(Figure content listings)
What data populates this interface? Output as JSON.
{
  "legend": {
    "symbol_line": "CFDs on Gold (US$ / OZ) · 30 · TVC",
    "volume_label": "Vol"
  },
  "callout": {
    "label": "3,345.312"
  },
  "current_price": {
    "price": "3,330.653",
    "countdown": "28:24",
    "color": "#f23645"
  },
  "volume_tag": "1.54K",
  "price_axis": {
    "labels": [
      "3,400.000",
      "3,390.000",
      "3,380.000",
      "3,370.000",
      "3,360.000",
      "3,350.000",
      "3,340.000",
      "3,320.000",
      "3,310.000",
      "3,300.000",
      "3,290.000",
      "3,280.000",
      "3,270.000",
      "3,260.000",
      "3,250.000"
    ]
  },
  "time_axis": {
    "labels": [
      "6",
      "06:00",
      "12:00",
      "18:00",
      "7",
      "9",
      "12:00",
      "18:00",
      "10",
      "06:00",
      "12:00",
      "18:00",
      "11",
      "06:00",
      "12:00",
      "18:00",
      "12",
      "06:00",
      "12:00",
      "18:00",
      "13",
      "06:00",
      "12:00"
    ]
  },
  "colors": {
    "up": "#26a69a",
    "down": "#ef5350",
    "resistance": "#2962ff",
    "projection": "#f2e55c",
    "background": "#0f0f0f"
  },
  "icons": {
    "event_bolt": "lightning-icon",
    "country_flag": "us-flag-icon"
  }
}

---

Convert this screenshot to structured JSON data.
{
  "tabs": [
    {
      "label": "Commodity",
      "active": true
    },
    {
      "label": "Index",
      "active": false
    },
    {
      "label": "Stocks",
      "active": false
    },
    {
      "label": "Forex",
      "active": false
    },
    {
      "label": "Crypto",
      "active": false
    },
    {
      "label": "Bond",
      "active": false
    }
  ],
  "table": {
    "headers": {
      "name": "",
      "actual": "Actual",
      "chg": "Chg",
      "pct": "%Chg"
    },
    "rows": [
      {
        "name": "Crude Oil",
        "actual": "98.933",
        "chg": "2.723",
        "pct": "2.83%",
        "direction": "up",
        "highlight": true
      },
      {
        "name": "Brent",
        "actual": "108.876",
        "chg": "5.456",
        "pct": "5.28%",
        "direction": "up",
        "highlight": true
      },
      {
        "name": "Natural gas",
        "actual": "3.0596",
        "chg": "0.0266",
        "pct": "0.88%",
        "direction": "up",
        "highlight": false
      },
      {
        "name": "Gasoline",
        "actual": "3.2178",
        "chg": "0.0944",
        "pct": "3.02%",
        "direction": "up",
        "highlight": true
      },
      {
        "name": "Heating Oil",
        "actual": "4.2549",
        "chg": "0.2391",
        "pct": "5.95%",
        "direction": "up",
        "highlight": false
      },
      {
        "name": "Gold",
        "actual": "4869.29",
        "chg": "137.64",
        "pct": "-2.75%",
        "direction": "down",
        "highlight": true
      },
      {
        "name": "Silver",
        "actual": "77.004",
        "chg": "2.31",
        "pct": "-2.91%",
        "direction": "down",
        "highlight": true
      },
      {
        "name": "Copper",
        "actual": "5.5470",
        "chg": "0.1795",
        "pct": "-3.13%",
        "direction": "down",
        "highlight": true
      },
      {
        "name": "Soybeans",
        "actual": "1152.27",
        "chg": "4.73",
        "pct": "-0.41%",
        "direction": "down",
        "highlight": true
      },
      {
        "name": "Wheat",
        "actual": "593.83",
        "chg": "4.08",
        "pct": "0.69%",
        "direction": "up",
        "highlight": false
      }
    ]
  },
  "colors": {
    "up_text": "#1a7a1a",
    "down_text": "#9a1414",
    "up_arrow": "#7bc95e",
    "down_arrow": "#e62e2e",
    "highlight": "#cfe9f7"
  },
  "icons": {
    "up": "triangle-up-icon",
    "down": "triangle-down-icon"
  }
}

==

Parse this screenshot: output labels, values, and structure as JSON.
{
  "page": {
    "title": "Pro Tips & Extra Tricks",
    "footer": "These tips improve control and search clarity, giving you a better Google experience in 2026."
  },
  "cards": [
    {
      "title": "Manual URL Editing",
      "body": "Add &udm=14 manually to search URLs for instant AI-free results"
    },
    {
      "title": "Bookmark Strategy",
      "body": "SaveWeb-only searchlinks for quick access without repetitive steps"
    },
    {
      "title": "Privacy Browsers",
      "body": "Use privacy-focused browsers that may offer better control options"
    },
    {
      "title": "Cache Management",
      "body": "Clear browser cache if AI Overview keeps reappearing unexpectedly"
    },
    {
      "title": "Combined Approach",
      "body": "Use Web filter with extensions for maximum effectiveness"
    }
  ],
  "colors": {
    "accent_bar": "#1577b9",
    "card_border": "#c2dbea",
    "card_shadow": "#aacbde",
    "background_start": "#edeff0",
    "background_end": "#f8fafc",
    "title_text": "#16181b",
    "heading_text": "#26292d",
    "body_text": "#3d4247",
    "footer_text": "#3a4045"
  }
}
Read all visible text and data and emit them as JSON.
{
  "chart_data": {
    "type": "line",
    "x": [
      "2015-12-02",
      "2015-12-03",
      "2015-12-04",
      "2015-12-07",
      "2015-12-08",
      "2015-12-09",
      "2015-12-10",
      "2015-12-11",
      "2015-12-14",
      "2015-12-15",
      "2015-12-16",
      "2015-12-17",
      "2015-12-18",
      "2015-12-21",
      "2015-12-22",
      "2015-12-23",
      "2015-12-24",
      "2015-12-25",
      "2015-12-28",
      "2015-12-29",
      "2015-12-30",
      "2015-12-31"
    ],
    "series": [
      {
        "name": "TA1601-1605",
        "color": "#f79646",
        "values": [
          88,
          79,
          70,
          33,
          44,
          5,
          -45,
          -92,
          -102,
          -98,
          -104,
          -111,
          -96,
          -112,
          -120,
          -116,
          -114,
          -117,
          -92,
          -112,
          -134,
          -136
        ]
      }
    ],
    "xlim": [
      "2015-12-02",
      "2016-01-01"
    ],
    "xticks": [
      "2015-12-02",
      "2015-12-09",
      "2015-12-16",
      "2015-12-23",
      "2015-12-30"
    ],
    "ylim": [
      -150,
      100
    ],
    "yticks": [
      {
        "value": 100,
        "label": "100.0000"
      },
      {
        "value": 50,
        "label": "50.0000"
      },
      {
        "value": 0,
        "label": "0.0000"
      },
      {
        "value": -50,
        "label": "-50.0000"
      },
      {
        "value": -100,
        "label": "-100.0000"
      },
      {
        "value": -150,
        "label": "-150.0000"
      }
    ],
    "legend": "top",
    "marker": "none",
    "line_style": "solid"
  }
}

WORK TO BE COMPLETED: Keep only those lines of the records that hold "better", and return them.

OUTPUT:
    "footer": "These tips improve control and search clarity, giving you a better Google experience in 2026."
      "body": "Use privacy-focused browsers that may offer better control options"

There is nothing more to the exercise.